_Task goal_. Repeat each line word for word.
════
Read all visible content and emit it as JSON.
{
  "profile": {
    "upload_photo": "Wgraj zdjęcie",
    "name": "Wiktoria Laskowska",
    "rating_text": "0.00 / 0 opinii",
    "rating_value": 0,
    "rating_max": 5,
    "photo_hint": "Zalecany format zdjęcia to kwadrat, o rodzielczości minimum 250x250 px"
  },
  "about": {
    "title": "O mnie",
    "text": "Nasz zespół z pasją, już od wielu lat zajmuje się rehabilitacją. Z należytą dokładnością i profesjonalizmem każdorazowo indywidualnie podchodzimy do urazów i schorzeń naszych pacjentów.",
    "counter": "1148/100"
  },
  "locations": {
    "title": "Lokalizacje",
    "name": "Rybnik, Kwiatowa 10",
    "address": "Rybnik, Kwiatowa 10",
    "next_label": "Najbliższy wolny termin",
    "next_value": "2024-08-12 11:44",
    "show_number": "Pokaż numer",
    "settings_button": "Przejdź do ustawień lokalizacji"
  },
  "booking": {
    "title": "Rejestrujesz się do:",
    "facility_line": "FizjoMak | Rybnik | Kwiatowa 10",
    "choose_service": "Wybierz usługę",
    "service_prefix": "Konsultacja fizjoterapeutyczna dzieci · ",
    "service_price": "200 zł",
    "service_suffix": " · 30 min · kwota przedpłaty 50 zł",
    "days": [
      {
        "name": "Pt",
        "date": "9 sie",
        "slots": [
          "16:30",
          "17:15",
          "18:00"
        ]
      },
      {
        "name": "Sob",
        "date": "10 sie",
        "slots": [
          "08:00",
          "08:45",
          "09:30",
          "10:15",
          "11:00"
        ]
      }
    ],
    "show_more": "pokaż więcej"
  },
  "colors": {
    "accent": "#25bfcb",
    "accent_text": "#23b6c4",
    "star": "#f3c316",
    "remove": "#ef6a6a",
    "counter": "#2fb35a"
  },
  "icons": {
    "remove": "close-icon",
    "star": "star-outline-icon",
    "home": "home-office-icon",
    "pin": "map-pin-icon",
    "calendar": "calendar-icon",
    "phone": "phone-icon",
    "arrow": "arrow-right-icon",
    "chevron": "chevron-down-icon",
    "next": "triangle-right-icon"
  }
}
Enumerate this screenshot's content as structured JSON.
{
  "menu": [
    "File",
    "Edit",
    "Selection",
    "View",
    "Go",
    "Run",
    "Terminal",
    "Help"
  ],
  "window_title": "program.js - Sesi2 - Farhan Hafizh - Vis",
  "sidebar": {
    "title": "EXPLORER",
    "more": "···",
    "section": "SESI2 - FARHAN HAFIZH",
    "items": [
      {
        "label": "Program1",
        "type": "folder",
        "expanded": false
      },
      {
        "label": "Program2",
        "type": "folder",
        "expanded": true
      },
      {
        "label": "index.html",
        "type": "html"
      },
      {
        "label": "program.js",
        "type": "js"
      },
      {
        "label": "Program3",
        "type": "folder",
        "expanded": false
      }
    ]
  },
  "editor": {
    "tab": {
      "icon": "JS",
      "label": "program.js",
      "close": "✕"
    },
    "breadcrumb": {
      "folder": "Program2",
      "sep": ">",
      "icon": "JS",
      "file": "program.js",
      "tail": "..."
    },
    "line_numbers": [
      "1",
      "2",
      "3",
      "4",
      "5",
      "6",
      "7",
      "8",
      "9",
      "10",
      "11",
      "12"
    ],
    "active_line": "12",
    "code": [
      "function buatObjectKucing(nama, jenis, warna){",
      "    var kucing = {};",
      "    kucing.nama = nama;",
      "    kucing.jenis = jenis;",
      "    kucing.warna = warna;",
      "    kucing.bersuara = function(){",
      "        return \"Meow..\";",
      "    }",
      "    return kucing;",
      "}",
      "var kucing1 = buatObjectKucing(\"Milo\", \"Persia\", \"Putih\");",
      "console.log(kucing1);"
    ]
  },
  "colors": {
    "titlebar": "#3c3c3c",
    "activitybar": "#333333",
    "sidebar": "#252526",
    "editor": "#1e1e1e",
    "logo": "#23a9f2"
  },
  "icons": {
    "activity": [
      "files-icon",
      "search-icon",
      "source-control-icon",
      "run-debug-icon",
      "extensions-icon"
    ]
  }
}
════
_Reply_.
Read all visible content and emit it as JSON.
{
  "profile": {
    "upload_photo": "Wgraj zdjęcie",
    "name": "Wiktoria Laskowska",
    "rating_text": "0.00 / 0 opinii",
    "rating_value": 0,
    "rating_max": 5,
    "photo_hint": "Zalecany format zdjęcia to kwadrat, o rodzielczości minimum 250x250 px"
  },
  "about": {
    "title": "O mnie",
    "text": "Nasz zespół z pasją, już od wielu lat zajmuje się rehabilitacją. Z należytą dokładnością i profesjonalizmem każdorazowo indywidualnie podchodzimy do urazów i schorzeń naszych pacjentów.",
    "counter": "1148/100"
  },
  "locations": {
    "title": "Lokalizacje",
    "name": "Rybnik, Kwiatowa 10",
    "address": "Rybnik, Kwiatowa 10",
    "next_label": "Najbliższy wolny termin",
    "next_value": "2024-08-12 11:44",
    "show_number": "Pokaż numer",
    "settings_button": "Przejdź do ustawień lokalizacji"
  },
  "booking": {
    "title": "Rejestrujesz się do:",
    "facility_line": "FizjoMak | Rybnik | Kwiatowa 10",
    "choose_service": "Wybierz usługę",
    "service_prefix": "Konsultacja fizjoterapeutyczna dzieci · ",
    "service_price": "200 zł",
    "service_suffix": " · 30 min · kwota przedpłaty 50 zł",
    "days": [
      {
        "name": "Pt",
        "date": "9 sie",
        "slots": [
          "16:30",
          "17:15",
          "18:00"
        ]
      },
      {
        "name": "Sob",
        "date": "10 sie",
        "slots": [
          "08:00",
          "08:45",
          "09:30",
          "10:15",
          "11:00"
        ]
      }
    ],
    "show_more": "pokaż więcej"
  },
  "colors": {
    "accent": "#25bfcb",
    "accent_text": "#23b6c4",
    "star": "#f3c316",
    "remove": "#ef6a6a",
    "counter": "#2fb35a"
  },
  "icons": {
    "remove": "close-icon",
    "star": "star-outline-icon",
    "home": "home-office-icon",
    "pin": "map-pin-icon",
    "calendar": "calendar-icon",
    "phone": "phone-icon",
    "arrow": "arrow-right-icon",
    "chevron": "chevron-down-icon",
    "next": "triangle-right-icon"
  }
}
Enumerate this screenshot's content as structured JSON.
{
  "menu": [
    "File",
    "Edit",
    "Selection",
    "View",
    "Go",
    "Run",
    "Terminal",
    "Help"
  ],
  "window_title": "program.js - Sesi2 - Farhan Hafizh - Vis",
  "sidebar": {
    "title": "EXPLORER",
    "more": "···",
    "section": "SESI2 - FARHAN HAFIZH",
    "items": [
      {
        "label": "Program1",
        "type": "folder",
        "expanded": false
      },
      {
        "label": "Program2",
        "type": "folder",
        "expanded": true
      },
      {
        "label": "index.html",
        "type": "html"
      },
      {
        "label": "program.js",
        "type": "js"
      },
      {
        "label": "Program3",
        "type": "folder",
        "expanded": false
      }
    ]
  },
  "editor": {
    "tab": {
      "icon": "JS",
      "label": "program.js",
      "close": "✕"
    },
    "breadcrumb": {
      "folder": "Program2",
      "sep": ">",
      "icon": "JS",
      "file": "program.js",
      "tail": "..."
    },
    "line_numbers": [
      "1",
      "2",
      "3",
      "4",
      "5",
      "6",
      "7",
      "8",
      "9",
      "10",
      "11",
      "12"
    ],
    "active_line": "12",
    "code": [
      "function buatObjectKucing(nama, jenis, warna){",
      "    var kucing = {};",
      "    kucing.nama = nama;",
      "    kucing.jenis = jenis;",
      "    kucing.warna = warna;",
      "    kucing.bersuara = function(){",
      "        return \"Meow..\";",
      "    }",
      "    return kucing;",
      "}",
      "var kucing1 = buatObjectKucing(\"Milo\", \"Persia\", \"Putih\");",
      "console.log(kucing1);"
    ]
  },
  "colors": {
    "titlebar": "#3c3c3c",
    "activitybar": "#333333",
    "sidebar": "#252526",
    "editor": "#1e1e1e",
    "logo": "#23a9f2"
  },
  "icons": {
    "activity": [
      "files-icon",
      "search-icon",
      "source-control-icon",
      "run-debug-icon",
      "extensions-icon"
    ]
  }
}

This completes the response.